= WORK TO COMPLETE =
Output every record word for word.

(Stored entries)

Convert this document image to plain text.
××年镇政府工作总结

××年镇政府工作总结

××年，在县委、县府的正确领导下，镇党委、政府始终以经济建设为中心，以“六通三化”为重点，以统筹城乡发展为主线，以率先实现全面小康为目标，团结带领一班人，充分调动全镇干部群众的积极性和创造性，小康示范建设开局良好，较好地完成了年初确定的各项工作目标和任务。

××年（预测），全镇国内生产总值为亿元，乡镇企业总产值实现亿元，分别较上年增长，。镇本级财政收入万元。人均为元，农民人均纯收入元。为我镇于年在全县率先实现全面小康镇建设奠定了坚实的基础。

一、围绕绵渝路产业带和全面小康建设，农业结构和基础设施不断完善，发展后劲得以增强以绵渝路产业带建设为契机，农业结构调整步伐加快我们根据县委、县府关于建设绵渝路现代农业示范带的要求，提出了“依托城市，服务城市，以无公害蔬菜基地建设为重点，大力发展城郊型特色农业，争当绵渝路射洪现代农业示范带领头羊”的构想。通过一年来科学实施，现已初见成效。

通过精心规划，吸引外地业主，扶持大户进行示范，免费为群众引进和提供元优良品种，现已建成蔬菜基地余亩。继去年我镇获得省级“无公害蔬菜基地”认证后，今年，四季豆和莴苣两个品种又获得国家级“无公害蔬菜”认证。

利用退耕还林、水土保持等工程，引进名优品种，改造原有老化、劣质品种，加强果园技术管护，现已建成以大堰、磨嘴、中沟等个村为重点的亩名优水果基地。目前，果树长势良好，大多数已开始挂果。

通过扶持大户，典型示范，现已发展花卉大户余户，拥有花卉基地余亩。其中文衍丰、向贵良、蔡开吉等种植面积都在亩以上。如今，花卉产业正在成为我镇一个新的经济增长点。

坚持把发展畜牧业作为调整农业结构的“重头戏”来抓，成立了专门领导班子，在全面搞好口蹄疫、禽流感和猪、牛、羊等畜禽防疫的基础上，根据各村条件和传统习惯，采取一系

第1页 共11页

= THE SOLUTION =
Convert this document image to plain text.
××年镇政府工作总结

××年镇政府工作总结

××年，在县委、县府的正确领导下，镇党委、政府始终以经济建设为中心，以“六通三化”为重点，以统筹城乡发展为主线，以率先实现全面小康为目标，团结带领一班人，充分调动全镇干部群众的积极性和创造性，小康示范建设开局良好，较好地完成了年初确定的各项工作目标和任务。

××年（预测），全镇国内生产总值为亿元，乡镇企业总产值实现亿元，分别较上年增长，。镇本级财政收入万元。人均为元，农民人均纯收入元。为我镇于年在全县率先实现全面小康镇建设奠定了坚实的基础。

一、围绕绵渝路产业带和全面小康建设，农业结构和基础设施不断完善，发展后劲得以增强以绵渝路产业带建设为契机，农业结构调整步伐加快我们根据县委、县府关于建设绵渝路现代农业示范带的要求，提出了“依托城市，服务城市，以无公害蔬菜基地建设为重点，大力发展城郊型特色农业，争当绵渝路射洪现代农业示范带领头羊”的构想。通过一年来科学实施，现已初见成效。

通过精心规划，吸引外地业主，扶持大户进行示范，免费为群众引进和提供元优良品种，现已建成蔬菜基地余亩。继去年我镇获得省级“无公害蔬菜基地”认证后，今年，四季豆和莴苣两个品种又获得国家级“无公害蔬菜”认证。

利用退耕还林、水土保持等工程，引进名优品种，改造原有老化、劣质品种，加强果园技术管护，现已建成以大堰、磨嘴、中沟等个村为重点的亩名优水果基地。目前，果树长势良好，大多数已开始挂果。

通过扶持大户，典型示范，现已发展花卉大户余户，拥有花卉基地余亩。其中文衍丰、向贵良、蔡开吉等种植面积都在亩以上。如今，花卉产业正在成为我镇一个新的经济增长点。

坚持把发展畜牧业作为调整农业结构的“重头戏”来抓，成立了专门领导班子，在全面搞好口蹄疫、禽流感和猪、牛、羊等畜禽防疫的基础上，根据各村条件和传统习惯，采取一系

第1页 共11页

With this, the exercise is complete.